• [List of tasks]
- 1) According to the passage on Renaissance court culture, what qualities does the Courtier say members of the court must have? List each one.
- 2) Copy the part of the passage on Renaissance court culture between "Besides the actual" and "a certain way.", inclusive, word for word.
- 3) Continue the passage on Renaissance court culture and courtly "swag" from its last sentence.

• [Page]
--

“Swag” is what we would call our present day “Sprezzatura” or Renaissance Court Culture. The Court, in general, was the political head and symbol of power in the British Renaissance. Because of this power, members of the court had to be experts in everything, they ultimately had to have “swag” wherever they went. In our class discussion, we talked about what it means to have the courtly “swag.” In the Courtier, we learn that members of the court must be well learned, well read, must speak a foreign language and be athletic. In other words, “courtiers were expected to be richly dressed and to be generous patrons […] talented all-rounder, skillful in courtly conversations, spoits, dancing and the arts - with an air of easy grace of recklessness.”
Besides the actual qualities of a courtier, the court itself referred to the entourage of the Queen and the actual presence of the Queen during the Renaissance period. It “[court] was wherever the Queen happened to be and was made up of all those who surrounded the Queen from servants to the courtiers themselves.” This suggests that not only was the court a physical way you had to act and be trained, but it was also wherever the court physically appeared. This also suggests that the court demanded a sort of behavior around them and it was expected of them to behave in a certain way.

--

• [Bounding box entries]
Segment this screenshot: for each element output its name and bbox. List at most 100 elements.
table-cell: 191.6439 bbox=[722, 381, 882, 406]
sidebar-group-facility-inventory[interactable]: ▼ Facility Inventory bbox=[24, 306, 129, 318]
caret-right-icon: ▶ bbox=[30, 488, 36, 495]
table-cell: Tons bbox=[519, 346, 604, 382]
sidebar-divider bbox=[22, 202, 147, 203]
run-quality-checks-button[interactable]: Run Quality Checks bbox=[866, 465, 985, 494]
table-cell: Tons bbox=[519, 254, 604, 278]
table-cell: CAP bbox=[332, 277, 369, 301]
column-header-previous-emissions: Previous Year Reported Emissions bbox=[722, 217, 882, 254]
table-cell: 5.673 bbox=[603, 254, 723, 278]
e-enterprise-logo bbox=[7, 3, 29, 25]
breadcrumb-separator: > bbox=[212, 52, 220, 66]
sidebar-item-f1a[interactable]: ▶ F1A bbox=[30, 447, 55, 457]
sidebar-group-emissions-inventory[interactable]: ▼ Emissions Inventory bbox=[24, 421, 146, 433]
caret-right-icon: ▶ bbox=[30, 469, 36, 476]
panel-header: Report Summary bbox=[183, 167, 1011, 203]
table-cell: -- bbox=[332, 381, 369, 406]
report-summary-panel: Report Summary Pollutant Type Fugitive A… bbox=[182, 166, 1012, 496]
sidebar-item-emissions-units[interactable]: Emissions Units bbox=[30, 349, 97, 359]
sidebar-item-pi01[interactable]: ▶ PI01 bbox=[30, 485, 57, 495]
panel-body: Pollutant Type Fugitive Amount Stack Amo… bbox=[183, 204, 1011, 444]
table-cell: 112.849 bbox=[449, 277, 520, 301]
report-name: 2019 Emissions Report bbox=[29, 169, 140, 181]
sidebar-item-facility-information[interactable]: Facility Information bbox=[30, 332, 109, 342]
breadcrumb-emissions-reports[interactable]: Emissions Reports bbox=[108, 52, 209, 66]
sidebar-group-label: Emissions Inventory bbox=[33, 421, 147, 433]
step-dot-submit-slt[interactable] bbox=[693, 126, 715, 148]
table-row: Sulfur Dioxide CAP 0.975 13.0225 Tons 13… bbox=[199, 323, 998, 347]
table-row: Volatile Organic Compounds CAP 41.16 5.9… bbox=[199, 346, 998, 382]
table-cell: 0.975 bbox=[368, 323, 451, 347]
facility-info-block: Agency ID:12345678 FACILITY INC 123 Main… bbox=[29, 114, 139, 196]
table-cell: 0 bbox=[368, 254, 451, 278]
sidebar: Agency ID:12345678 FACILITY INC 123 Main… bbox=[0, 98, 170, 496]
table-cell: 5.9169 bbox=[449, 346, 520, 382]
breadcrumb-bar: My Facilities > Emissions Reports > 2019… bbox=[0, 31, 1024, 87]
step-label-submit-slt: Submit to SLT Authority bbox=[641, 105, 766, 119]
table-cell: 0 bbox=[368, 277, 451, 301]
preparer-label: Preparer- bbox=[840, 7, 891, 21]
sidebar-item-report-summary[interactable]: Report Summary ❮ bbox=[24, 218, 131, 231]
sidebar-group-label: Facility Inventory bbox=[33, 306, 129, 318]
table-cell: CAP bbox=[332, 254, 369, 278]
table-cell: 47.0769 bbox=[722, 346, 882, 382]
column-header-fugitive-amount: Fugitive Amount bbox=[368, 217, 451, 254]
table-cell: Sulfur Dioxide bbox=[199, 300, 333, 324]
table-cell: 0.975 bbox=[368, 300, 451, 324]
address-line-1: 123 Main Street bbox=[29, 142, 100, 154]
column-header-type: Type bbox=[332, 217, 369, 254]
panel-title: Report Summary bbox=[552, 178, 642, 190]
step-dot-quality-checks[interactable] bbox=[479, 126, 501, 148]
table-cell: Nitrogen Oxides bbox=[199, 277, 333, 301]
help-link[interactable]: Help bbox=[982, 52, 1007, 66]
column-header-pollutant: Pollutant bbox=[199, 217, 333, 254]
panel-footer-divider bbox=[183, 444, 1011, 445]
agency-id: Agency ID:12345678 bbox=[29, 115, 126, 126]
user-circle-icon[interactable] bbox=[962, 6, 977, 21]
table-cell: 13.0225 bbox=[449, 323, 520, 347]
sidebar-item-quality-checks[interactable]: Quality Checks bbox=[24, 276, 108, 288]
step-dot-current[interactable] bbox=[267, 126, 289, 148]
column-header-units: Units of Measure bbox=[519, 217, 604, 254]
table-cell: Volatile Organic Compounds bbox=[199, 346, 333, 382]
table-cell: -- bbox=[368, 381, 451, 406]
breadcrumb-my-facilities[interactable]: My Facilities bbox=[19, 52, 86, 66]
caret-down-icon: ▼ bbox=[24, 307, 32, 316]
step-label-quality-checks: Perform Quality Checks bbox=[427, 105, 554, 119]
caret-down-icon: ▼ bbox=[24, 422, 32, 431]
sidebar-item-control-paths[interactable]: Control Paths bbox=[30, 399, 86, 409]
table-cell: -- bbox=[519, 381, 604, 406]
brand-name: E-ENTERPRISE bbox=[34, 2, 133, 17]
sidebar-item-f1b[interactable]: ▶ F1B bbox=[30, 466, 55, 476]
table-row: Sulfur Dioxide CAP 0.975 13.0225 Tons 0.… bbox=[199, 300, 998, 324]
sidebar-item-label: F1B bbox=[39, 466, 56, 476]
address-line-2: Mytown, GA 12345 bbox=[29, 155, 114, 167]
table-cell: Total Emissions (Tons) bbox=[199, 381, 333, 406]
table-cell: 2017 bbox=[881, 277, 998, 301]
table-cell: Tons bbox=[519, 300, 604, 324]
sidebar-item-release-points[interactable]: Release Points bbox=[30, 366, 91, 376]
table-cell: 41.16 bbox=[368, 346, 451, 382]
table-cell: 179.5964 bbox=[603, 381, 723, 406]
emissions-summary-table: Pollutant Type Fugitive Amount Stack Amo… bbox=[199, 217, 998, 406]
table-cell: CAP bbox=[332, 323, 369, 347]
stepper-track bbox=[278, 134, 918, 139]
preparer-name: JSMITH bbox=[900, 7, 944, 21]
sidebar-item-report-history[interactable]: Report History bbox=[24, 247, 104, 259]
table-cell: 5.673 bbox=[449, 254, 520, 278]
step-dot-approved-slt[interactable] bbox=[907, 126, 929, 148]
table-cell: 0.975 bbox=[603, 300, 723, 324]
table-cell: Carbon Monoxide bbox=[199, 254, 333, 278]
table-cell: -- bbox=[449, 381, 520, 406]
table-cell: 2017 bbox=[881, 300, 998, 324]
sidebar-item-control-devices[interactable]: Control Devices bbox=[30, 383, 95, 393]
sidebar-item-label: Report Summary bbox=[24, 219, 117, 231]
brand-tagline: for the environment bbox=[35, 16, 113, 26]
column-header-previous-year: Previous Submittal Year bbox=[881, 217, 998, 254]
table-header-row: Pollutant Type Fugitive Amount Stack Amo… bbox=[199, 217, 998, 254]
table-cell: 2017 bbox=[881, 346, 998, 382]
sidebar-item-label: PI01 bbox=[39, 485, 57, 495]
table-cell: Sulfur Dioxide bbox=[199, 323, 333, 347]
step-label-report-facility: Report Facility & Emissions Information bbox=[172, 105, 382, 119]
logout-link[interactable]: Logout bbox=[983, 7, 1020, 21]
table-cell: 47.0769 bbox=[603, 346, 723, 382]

--

• [Set of answers]
- 1)
- Well learned
- Well read
- Able to speak a foreign language
- Athletic

- 2)
Besides the actual qualities of a courtier, the court itself referred to the entourage of the Queen and the actual presence of the Queen during the Renaissance period. It “[court] was wherever the Queen happened to be and was made up of all those who surrounded the Queen from servants to the courtiers themselves.” This suggests that not only was the court a physical way you had to act and be trained, but it was also wherever the court physically appeared. This also suggests that the court demanded a sort of behavior around them and it was expected of them to behave in a certain way.

- 3)
Court Culture in The Tempest and the Complex Nature of Miranda
In The Tempest, Prospero is introduced as an ex-Duke of Milan. He says, “Twelve year since, Miranda, twelve year since, / Thy father was the Duke of Milan and / A prince of power” (Act 1?). This immediately establishes a sense of court culture even though Prospero and his daughter, Miranda are not physically in a court-like atmosphere. His mere authority in being an ex-Duke supports the idea that the court was more about where the nobles and royals were rather than the physical structure of a place reflecting a place of high courtier and courtship. Another aspect I would like to bring into this discussion of court culture in The Tempest is the complexity of Miranda as a woman of the court. At this time, there was a lot of skepticism about Queen Elizabeth and her ability and capabilities as a woman in a male-dominated society to rule. This was reflected in many of Shakespeare’s plays, including The Tempest through Miranda. Although Prospero threatens to have fatherly and courtly rule over her, Miranda ultimately leaves her father and goes on to love who she wants rather than who her father would like her to marry. This suggests that she rebels against Court culture and the idea that men held all power.
However, this idea is challenged when she completely submits to her husband. In Act III she says,
“But this is trifling, / And all the more it seeks to hide itself / The bigger bulk it shows. Hence, bashful cunning, / And prompt me, plain and holy innocence. / I am your wife, if you will marry me. / If not, I’ll die your maid.”
This suggests a complete subjection to male authority and an opposition in the previous idea of her rebellion against her father. In court culture there was a constant struggle and complexity between female and male authority in Court culture and how women should behave in the court.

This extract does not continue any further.